-- Task details --
Look through the data below. Collect every line where the word "Volume" occurs.

=== Raw data ===

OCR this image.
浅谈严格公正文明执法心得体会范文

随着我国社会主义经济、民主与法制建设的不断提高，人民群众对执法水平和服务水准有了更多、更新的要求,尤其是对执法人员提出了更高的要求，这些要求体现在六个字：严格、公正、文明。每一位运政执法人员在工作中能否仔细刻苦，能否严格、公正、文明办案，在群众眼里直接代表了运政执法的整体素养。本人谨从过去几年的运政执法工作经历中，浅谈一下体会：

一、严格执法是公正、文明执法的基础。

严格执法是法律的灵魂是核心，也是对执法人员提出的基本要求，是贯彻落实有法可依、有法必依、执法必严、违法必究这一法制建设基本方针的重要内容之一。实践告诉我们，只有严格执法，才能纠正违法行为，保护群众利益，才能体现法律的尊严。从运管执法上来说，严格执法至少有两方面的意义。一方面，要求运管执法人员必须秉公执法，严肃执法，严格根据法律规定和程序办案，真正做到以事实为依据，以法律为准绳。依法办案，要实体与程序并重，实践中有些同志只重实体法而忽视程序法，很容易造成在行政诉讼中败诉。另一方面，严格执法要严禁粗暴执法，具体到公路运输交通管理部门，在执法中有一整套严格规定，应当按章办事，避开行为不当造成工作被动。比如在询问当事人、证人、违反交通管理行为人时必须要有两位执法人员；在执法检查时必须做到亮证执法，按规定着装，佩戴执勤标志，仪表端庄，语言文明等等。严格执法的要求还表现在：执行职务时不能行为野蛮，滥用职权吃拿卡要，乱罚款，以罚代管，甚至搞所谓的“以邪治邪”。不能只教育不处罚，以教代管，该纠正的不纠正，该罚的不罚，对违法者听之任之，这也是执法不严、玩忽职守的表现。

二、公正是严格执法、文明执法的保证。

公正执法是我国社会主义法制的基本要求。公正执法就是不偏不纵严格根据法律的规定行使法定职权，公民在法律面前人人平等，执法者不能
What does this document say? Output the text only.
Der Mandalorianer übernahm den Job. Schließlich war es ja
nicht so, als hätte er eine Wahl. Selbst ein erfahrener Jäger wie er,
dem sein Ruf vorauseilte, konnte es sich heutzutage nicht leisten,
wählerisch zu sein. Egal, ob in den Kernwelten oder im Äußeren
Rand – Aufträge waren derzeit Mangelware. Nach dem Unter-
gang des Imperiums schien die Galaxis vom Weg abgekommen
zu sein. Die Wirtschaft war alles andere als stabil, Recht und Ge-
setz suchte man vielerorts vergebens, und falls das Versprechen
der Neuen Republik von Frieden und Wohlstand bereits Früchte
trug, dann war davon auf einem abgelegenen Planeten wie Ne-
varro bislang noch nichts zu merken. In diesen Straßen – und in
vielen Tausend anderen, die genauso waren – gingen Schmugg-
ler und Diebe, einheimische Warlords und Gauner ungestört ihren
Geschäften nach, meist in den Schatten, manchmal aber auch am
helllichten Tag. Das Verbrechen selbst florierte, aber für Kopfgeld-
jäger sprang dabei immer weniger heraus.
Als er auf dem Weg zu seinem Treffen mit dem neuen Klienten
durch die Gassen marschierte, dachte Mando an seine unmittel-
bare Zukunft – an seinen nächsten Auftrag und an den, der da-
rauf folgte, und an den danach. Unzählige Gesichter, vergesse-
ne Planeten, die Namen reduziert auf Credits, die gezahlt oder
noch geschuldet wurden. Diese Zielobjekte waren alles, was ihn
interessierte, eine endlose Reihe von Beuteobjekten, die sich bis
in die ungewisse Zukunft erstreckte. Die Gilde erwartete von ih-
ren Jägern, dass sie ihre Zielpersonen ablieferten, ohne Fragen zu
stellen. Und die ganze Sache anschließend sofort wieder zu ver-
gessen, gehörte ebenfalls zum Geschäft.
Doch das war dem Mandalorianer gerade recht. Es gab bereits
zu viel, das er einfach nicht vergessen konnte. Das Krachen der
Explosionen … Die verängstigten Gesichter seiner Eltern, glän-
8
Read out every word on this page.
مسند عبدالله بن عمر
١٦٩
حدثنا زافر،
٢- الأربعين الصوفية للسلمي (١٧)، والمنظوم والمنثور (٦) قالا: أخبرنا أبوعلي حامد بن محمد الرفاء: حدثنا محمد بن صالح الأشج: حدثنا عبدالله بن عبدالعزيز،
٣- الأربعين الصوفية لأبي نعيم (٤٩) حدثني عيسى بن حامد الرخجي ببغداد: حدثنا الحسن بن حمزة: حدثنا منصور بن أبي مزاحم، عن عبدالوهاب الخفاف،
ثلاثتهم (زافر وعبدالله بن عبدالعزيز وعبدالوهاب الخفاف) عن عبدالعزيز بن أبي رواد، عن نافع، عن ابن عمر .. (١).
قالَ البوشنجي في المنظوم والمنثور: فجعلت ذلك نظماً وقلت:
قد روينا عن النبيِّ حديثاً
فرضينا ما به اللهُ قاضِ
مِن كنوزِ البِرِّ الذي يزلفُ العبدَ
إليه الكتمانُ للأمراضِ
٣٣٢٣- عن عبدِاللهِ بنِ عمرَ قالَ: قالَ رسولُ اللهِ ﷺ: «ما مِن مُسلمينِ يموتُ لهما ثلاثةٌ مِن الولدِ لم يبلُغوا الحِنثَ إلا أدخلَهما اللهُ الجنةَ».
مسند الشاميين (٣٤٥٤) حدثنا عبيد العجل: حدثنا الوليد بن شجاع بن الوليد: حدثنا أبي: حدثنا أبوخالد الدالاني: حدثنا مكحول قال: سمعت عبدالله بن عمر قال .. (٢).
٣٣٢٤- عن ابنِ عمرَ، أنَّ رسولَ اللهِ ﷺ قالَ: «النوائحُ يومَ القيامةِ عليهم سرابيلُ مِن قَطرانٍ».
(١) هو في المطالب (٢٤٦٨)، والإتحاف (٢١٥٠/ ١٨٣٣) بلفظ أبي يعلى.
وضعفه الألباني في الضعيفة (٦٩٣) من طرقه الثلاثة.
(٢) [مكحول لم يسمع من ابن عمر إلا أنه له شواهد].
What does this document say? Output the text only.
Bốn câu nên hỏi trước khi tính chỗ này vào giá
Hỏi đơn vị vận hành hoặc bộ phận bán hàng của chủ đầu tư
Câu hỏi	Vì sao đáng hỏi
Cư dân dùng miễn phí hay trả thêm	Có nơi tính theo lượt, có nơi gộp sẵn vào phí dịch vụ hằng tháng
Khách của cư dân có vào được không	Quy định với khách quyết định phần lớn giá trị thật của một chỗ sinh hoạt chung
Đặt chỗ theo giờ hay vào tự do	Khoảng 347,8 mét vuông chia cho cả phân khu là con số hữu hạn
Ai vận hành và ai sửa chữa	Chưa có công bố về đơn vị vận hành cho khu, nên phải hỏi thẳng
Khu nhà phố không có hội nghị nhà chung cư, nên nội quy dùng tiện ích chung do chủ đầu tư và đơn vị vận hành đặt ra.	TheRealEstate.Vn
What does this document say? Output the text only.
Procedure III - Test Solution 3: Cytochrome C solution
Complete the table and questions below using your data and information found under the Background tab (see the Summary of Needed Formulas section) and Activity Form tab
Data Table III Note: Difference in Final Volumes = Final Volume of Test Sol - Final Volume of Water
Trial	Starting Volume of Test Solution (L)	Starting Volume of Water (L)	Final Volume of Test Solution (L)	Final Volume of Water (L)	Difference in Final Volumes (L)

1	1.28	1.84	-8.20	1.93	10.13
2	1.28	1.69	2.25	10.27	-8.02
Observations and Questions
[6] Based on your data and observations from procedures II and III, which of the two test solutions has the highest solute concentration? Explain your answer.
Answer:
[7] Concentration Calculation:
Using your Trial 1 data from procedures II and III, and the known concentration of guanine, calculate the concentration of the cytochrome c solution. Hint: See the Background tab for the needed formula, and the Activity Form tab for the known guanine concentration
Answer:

===

-- Response to the exercise --
Data Table III Note: Difference in Final Volumes = Final Volume of Test Sol - Final Volume of Water
Trial	Starting Volume of Test Solution (L)	Starting Volume of Water (L)	Final Volume of Test Solution (L)	Final Volume of Water (L)	Difference in Final Volumes (L)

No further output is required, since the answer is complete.